Problem requirements -> Reproduce a passage of the property news word for word, beginning at the words "The Domain analysis" and stopping after "dropping just 0.7%.".

Document passage ->
- Opening Delimiter -
Quote Of The Week
“The housing market downturn lost momentum in the December Quarter. This suggests that the peak rate of the quarterly decline has passed, as the September Quarter bore the brunt of the initial shock of rising interest rates and exorbitant inflation levels causing house prices to fall.”
Domain chief of research Nicola Powell
Prices Rise In Most Cities
House prices in most Australian cities are still on rise, with smaller capitals performing particularly well.
The latest property price report from Domain shows that prices increased in the December Quarter in five of the eight capital cities.
Darwin recorded the biggest median price increase of 3.3% followed by Perth (1.1%), Melbourne (0.7%), Hobart (0.6%) and Adelaide (0.2%).
Of those five capital cities, all but Melbourne also achieved price growth in the past 12 months.
Sydney’s median dropped by 2.1% during the quarter, while Brisbane was down 1.8% and Canberra 0.3%.
The Domain analysis says the market downturn lost momentum during the December Quarter with the combined capital city median value dropping just 0.7%.
“This suggests that the peak rate of the quarterly decline has passed, as the September Quarter bore the brunt of the initial shock of rising interest rates and exorbitant inflation levels causing house prices to fall at the fastest quarterly rate on record,” it says.
Students To Drive Up Rents
The return of international students to Australia is tipped to increase rents by a further 5% in the coming months.
Up to 50,000 Chinese students are set to return to Australia for the start of the university year, which Suburbtrends founder Kent Lardner says will ramp up demand for rental properties and rents.
“We usually see an increase in vacancy rates in the suburbs around the university campuses over the Christmas break, but in the coming weeks students will be returning, and new students begin their search, which will see vacancies quickly drop to below 1% in most suburbs,” he says.
“The return of the Chinese students is likely to make this competition rather fierce, and I expect to see rental increases of at least 5% in the next four weeks or so.”
In Sydney and Victoria many student housing providers already have no vacancies with education consultant Tim Winkler saying some students may end up deferring if they cannot find accommodation.
Women Still Lag On Investment
Property investment is overwhelmingly a man’s world with new research showing only 27% of women own investment properties.
The survey was conducted by the Property Investment Professionals of Australia (PIPA).
Chair Nicola McDougall says many women may have been nervous about investing in the past, but she says there is now plenty of advice and guidance available to assist them.
Kate Hill, who co-authored The Female Investor with McDougall, says throughout their working lives women have to navigate the gender pay gap, lower superannuation and poorer financial outcomes post-divorce.
She says this means it is harder for women to achieve the same sort of financial outcomes on retirement.
“The fact that women only represent a smidge over a quarter of all property investors is another factor that shows women are just not on the same financial footing as men in this country,” Hill says.
She says there are now plenty of opportunities for women to invest as property prices were softer and buyer demand lower.
APRA Monitors Lending Buffers
The Australian Prudential Regulation Authority (APRA) says it will keep a close eye on serviceability buffers during 2023.
- Closing Delimiter -
Recorded data ->
- Opening Delimiter -
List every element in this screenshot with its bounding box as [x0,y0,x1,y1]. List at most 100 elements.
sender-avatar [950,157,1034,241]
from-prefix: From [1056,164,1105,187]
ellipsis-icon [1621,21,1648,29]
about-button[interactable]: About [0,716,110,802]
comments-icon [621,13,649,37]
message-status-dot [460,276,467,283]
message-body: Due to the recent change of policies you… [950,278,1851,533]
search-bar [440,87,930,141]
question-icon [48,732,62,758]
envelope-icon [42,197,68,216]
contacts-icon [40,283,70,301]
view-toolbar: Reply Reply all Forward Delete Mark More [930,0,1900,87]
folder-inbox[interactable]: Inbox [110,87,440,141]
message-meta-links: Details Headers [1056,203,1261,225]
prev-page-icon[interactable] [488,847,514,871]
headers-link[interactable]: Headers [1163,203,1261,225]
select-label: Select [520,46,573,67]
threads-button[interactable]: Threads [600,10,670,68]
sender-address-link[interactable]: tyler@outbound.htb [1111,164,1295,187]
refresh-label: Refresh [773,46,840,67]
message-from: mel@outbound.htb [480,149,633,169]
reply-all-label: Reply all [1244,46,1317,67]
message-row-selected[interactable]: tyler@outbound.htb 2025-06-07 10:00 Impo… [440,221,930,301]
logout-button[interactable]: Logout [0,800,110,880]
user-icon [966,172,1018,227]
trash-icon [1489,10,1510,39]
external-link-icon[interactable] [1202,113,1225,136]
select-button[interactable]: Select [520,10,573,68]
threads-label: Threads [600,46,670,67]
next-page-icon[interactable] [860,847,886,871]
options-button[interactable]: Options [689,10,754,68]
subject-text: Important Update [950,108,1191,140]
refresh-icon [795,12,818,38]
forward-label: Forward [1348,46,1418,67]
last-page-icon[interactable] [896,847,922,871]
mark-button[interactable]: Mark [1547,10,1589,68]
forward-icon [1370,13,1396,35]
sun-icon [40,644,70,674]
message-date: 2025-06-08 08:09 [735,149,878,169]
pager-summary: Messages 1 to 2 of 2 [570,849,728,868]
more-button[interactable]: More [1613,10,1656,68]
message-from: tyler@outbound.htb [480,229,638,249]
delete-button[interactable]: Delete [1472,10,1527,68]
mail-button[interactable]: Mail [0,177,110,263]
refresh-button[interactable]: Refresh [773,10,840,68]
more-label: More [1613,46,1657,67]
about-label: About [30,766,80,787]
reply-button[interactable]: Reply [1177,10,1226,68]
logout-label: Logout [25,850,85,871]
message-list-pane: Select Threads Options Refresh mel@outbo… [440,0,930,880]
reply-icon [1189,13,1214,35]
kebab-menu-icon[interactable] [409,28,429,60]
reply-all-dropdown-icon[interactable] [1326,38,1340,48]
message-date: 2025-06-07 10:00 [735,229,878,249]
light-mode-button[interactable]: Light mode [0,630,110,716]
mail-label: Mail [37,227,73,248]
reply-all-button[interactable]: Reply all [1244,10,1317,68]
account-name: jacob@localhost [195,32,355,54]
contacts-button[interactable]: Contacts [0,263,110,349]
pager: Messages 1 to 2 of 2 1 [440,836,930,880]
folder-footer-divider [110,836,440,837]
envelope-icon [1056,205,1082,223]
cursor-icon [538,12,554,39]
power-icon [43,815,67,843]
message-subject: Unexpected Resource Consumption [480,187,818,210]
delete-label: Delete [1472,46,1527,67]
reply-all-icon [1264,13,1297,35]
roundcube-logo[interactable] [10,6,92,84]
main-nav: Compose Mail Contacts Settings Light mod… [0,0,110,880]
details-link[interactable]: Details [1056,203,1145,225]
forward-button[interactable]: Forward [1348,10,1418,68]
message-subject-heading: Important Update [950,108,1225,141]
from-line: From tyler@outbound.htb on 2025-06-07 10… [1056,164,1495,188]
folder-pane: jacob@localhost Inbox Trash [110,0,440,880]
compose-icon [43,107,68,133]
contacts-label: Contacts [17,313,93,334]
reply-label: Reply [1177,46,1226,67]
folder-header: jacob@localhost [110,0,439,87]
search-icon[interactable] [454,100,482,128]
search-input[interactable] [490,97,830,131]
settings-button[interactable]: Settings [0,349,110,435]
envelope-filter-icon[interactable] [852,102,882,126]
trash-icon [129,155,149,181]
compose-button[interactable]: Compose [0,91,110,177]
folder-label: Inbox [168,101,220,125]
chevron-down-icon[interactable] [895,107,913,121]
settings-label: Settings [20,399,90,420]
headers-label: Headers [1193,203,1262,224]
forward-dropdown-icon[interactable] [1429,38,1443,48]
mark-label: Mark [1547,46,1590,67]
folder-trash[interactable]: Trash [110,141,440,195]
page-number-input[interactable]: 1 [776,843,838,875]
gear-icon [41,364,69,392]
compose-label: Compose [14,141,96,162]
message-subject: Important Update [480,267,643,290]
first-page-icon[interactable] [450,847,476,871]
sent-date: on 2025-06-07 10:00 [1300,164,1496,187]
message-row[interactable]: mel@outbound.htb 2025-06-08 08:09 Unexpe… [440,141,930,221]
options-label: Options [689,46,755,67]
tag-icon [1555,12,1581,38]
- Closing Delimiter -
Output of the exercise ->
The Domain analysis says the market downturn lost momentum during the December Quarter with the combined capital city median value dropping just 0.7%.